* **Exercise**:
Repeat each entry in full, exactly.

* **Records provided**:
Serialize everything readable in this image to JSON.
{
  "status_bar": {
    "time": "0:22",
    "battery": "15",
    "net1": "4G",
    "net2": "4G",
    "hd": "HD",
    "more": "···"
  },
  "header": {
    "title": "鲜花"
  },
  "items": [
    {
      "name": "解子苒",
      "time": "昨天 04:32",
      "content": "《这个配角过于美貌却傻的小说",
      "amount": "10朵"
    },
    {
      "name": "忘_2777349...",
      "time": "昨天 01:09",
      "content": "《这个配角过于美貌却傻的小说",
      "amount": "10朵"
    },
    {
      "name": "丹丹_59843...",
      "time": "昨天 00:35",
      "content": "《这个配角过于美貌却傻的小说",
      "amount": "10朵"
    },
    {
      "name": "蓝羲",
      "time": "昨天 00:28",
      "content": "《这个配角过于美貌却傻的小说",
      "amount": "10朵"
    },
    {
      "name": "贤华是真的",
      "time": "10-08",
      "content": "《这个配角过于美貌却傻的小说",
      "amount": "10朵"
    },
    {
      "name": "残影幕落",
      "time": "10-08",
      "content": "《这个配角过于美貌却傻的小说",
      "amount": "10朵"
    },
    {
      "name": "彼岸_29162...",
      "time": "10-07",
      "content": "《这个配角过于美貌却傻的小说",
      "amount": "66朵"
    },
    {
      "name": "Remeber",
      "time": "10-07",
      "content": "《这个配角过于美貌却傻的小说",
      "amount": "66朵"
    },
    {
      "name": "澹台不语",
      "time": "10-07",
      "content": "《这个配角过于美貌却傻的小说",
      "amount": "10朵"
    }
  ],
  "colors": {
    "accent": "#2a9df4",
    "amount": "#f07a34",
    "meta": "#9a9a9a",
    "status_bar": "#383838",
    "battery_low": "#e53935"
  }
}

* **Final result**:
Serialize everything readable in this image to JSON.
{
  "status_bar": {
    "time": "0:22",
    "battery": "15",
    "net1": "4G",
    "net2": "4G",
    "hd": "HD",
    "more": "···"
  },
  "header": {
    "title": "鲜花"
  },
  "items": [
    {
      "name": "解子苒",
      "time": "昨天 04:32",
      "content": "《这个配角过于美貌却傻的小说",
      "amount": "10朵"
    },
    {
      "name": "忘_2777349...",
      "time": "昨天 01:09",
      "content": "《这个配角过于美貌却傻的小说",
      "amount": "10朵"
    },
    {
      "name": "丹丹_59843...",
      "time": "昨天 00:35",
      "content": "《这个配角过于美貌却傻的小说",
      "amount": "10朵"
    },
    {
      "name": "蓝羲",
      "time": "昨天 00:28",
      "content": "《这个配角过于美貌却傻的小说",
      "amount": "10朵"
    },
    {
      "name": "贤华是真的",
      "time": "10-08",
      "content": "《这个配角过于美貌却傻的小说",
      "amount": "10朵"
    },
    {
      "name": "残影幕落",
      "time": "10-08",
      "content": "《这个配角过于美貌却傻的小说",
      "amount": "10朵"
    },
    {
      "name": "彼岸_29162...",
      "time": "10-07",
      "content": "《这个配角过于美貌却傻的小说",
      "amount": "66朵"
    },
    {
      "name": "Remeber",
      "time": "10-07",
      "content": "《这个配角过于美貌却傻的小说",
      "amount": "66朵"
    },
    {
      "name": "澹台不语",
      "time": "10-07",
      "content": "《这个配角过于美貌却傻的小说",
      "amount": "10朵"
    }
  ],
  "colors": {
    "accent": "#2a9df4",
    "amount": "#f07a34",
    "meta": "#9a9a9a",
    "status_bar": "#383838",
    "battery_low": "#e53935"
  }
}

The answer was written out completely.